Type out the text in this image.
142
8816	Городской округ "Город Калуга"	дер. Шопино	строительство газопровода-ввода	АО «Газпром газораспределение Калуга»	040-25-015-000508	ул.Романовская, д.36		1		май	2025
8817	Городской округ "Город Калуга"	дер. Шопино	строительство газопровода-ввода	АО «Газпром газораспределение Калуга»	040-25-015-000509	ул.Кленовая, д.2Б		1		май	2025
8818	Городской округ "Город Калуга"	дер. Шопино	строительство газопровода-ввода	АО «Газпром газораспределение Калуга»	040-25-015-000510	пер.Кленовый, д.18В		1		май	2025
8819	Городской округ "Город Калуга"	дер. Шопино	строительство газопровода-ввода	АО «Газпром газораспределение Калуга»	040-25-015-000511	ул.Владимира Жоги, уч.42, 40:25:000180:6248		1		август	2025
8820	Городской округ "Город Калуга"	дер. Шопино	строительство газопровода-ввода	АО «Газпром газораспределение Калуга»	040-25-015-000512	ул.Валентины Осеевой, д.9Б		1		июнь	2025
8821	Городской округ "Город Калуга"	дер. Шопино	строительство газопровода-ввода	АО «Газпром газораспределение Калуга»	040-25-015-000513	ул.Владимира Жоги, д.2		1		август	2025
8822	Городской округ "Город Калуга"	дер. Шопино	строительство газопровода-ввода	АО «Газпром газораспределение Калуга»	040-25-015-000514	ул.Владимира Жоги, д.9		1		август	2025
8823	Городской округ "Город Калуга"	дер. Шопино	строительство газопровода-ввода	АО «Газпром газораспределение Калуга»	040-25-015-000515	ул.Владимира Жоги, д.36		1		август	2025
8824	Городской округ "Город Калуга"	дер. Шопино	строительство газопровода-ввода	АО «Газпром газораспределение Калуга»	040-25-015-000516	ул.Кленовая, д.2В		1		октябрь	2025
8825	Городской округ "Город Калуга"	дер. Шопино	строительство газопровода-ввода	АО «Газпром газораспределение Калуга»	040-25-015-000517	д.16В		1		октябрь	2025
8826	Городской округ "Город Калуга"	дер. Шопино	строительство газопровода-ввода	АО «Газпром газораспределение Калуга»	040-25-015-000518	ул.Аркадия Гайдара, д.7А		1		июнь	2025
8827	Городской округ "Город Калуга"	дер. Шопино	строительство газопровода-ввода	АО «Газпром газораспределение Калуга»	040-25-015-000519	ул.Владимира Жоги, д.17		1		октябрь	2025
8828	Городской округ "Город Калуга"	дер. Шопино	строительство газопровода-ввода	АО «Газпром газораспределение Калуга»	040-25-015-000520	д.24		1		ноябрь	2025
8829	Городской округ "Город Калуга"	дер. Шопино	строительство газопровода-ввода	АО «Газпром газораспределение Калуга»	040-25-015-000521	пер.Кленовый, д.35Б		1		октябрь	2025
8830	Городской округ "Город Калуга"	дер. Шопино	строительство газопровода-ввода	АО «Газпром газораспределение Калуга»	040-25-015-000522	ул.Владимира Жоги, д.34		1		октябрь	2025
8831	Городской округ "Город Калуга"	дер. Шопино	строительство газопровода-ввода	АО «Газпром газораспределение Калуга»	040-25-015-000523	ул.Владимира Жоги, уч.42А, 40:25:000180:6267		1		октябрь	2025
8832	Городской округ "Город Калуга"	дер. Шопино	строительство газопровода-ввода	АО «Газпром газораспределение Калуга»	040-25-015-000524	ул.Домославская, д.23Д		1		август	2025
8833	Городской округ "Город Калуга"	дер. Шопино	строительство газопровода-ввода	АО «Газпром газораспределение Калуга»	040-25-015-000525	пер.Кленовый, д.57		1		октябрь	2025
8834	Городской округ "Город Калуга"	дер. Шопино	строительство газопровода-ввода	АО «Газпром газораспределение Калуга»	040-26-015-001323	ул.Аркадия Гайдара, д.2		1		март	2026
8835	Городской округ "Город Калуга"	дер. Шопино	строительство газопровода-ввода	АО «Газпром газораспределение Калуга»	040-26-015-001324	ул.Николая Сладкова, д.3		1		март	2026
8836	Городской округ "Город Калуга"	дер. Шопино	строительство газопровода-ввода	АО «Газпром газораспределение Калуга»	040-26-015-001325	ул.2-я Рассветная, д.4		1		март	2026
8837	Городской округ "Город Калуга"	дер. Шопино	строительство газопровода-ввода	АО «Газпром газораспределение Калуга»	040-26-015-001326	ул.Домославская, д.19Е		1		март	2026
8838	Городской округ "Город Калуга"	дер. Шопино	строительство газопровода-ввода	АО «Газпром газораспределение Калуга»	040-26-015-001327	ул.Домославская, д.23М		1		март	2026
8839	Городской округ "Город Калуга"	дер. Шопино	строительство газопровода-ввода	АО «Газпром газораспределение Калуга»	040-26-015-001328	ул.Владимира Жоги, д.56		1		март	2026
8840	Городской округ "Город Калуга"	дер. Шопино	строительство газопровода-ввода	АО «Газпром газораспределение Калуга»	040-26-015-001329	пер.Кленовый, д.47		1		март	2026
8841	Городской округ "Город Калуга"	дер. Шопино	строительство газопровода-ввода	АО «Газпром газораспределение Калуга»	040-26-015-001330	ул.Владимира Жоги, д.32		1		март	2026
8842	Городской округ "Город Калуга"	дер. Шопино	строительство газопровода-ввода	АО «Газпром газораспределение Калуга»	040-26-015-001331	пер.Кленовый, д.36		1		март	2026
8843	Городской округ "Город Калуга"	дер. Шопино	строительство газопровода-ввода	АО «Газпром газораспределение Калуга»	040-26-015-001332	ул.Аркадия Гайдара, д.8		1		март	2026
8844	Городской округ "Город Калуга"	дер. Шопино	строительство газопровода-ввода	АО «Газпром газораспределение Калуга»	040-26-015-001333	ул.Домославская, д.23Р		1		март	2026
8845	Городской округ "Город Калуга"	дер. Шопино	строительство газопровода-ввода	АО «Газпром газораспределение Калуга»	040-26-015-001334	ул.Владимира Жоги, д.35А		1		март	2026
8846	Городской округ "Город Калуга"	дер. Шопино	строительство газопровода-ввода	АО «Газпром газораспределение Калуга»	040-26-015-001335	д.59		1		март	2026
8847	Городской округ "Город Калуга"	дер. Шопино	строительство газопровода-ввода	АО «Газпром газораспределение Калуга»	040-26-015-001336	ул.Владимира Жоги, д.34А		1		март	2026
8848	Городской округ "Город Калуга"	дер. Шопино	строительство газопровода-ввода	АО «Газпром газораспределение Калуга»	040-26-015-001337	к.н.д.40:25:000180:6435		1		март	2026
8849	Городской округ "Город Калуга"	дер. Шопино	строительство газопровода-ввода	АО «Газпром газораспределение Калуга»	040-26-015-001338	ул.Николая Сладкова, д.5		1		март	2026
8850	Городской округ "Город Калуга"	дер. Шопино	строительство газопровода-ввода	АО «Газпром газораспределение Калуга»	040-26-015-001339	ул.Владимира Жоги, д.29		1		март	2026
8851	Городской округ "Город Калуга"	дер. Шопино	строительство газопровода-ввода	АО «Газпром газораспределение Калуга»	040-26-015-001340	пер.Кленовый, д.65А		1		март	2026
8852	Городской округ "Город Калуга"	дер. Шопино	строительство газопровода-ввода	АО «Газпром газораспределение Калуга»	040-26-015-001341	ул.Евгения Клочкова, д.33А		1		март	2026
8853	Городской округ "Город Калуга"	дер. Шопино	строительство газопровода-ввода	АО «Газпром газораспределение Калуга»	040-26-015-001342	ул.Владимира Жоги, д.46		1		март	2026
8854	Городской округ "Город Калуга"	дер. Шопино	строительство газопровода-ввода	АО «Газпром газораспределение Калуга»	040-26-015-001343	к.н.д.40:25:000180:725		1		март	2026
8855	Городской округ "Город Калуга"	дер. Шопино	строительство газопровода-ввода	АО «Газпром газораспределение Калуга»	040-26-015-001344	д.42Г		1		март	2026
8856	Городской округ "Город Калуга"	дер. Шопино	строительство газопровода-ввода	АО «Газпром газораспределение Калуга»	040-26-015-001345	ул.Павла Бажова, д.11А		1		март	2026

_Task to carry out:_ What is the number of lines in the listing above that contain the string "июнь"? Give only the number.

_Complete answer:_ 2